- _Given instruction_
Pick out all lines with the word "icon" from the records that follow.

- _Dataset items_
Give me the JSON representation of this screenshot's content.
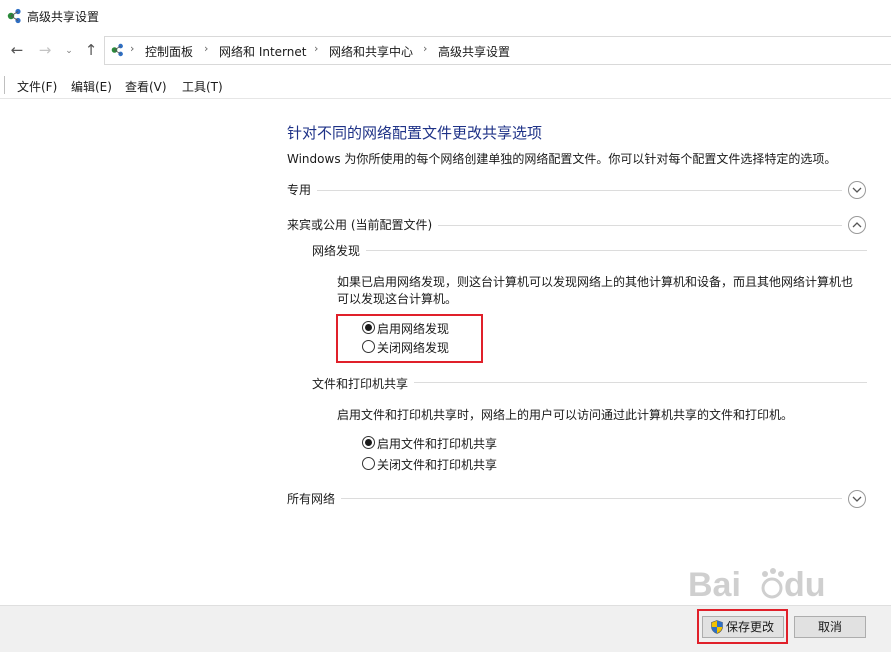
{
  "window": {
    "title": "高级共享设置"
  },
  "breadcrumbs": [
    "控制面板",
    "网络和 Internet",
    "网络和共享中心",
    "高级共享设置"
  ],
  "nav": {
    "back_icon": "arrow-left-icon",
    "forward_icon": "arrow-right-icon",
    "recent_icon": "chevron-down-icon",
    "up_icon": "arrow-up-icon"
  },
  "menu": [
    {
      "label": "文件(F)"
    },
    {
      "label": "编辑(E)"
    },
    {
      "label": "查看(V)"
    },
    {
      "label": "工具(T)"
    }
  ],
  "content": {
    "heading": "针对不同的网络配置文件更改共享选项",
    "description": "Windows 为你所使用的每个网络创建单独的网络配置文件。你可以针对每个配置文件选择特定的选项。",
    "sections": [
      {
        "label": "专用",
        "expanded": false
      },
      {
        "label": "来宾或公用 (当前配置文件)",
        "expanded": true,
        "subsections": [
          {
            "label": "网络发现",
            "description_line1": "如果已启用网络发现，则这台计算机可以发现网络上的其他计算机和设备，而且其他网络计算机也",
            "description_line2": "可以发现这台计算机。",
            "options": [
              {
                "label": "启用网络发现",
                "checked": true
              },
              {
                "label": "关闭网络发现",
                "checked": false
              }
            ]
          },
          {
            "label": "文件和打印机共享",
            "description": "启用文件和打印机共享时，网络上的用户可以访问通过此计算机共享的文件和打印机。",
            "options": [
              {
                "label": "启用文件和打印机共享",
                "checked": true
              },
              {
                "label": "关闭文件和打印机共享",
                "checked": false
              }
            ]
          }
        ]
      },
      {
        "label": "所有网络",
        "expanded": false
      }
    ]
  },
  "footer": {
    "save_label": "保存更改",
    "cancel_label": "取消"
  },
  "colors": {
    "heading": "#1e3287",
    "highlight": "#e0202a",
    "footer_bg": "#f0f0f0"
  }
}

- _Result for this exercise_
    "back_icon": "arrow-left-icon",
    "forward_icon": "arrow-right-icon",
    "recent_icon": "chevron-down-icon",
    "up_icon": "arrow-up-icon"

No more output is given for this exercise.